EXTRACTED RECORDS ▸

• • • •

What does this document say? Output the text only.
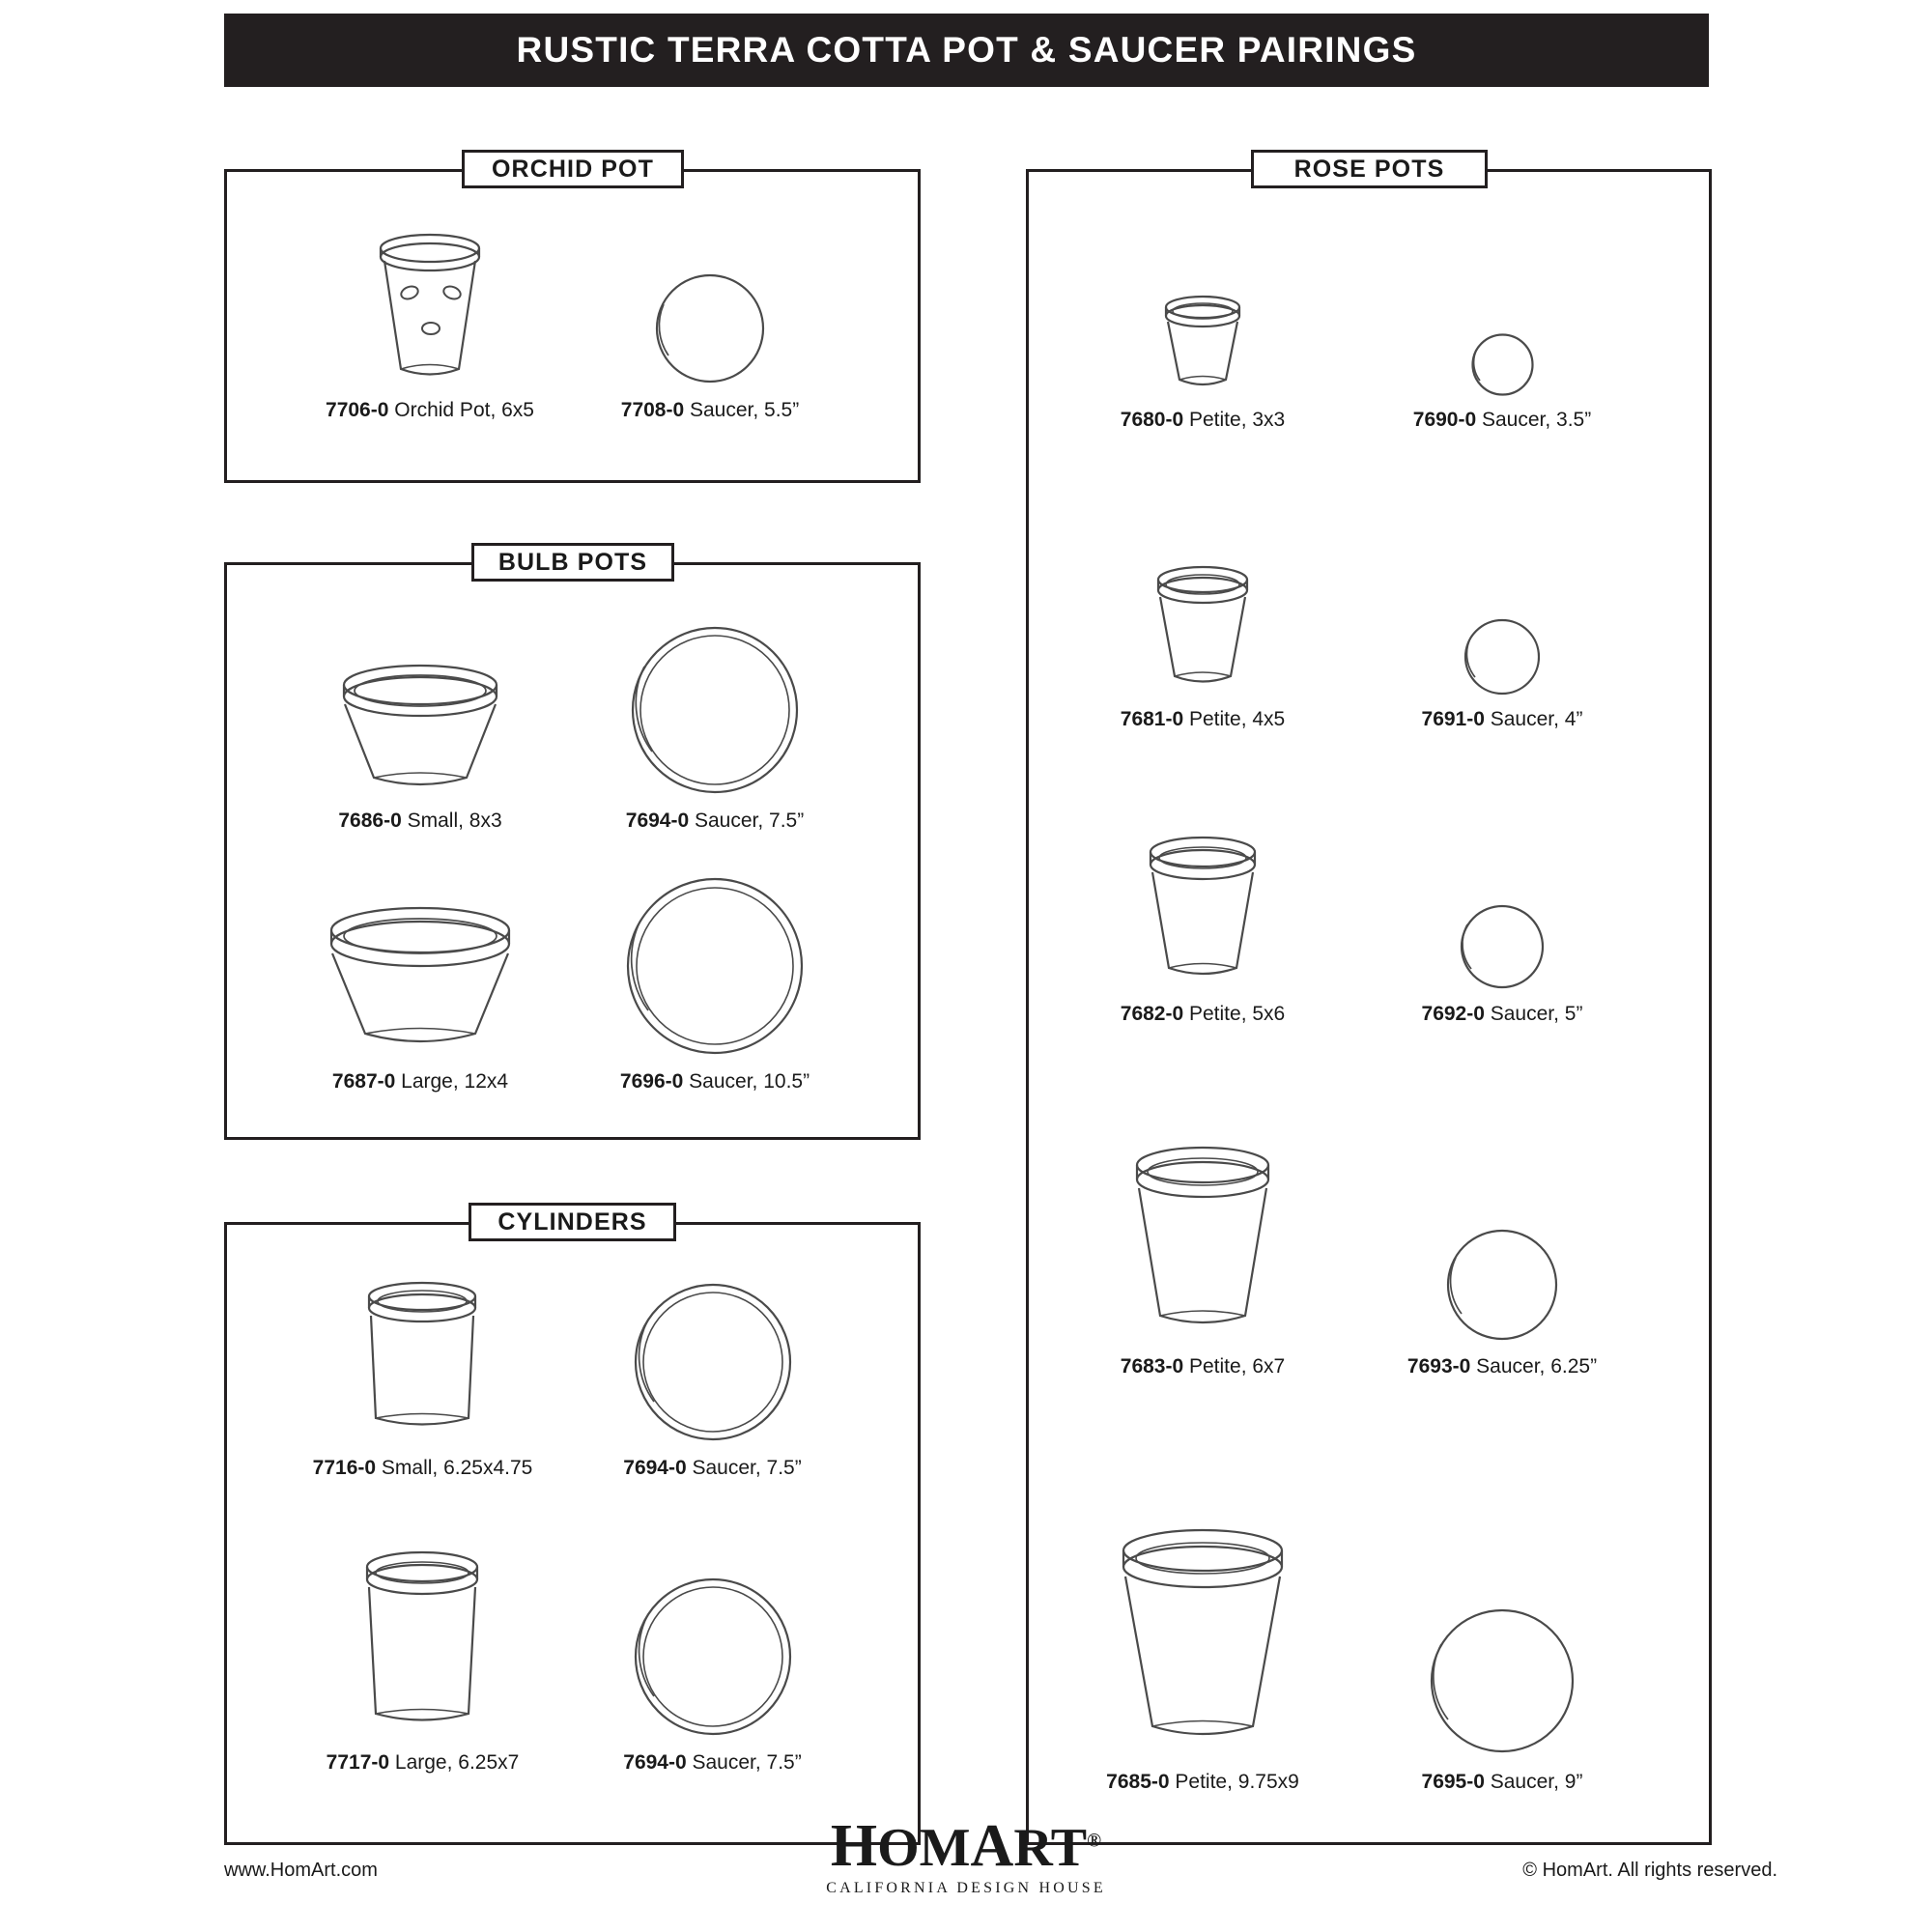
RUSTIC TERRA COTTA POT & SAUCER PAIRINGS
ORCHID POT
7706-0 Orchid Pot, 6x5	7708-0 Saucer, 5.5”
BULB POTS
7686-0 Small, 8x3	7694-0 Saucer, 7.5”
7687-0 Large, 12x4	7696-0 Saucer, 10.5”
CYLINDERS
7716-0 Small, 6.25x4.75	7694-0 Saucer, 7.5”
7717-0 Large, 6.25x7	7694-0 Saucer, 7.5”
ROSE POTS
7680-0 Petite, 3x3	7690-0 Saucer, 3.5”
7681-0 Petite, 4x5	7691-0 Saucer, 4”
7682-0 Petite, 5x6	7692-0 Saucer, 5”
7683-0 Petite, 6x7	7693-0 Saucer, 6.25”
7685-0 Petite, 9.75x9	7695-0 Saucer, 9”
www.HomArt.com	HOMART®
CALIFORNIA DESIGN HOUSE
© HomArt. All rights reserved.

• • • •

EXERCISE REQUIREMENTS ▸
From the data above, gather every line that includes the word "Large".

FINISHED EXERCISE ▸
7687-0 Large, 12x4	7696-0 Saucer, 10.5”
7717-0 Large, 6.25x7	7694-0 Saucer, 7.5”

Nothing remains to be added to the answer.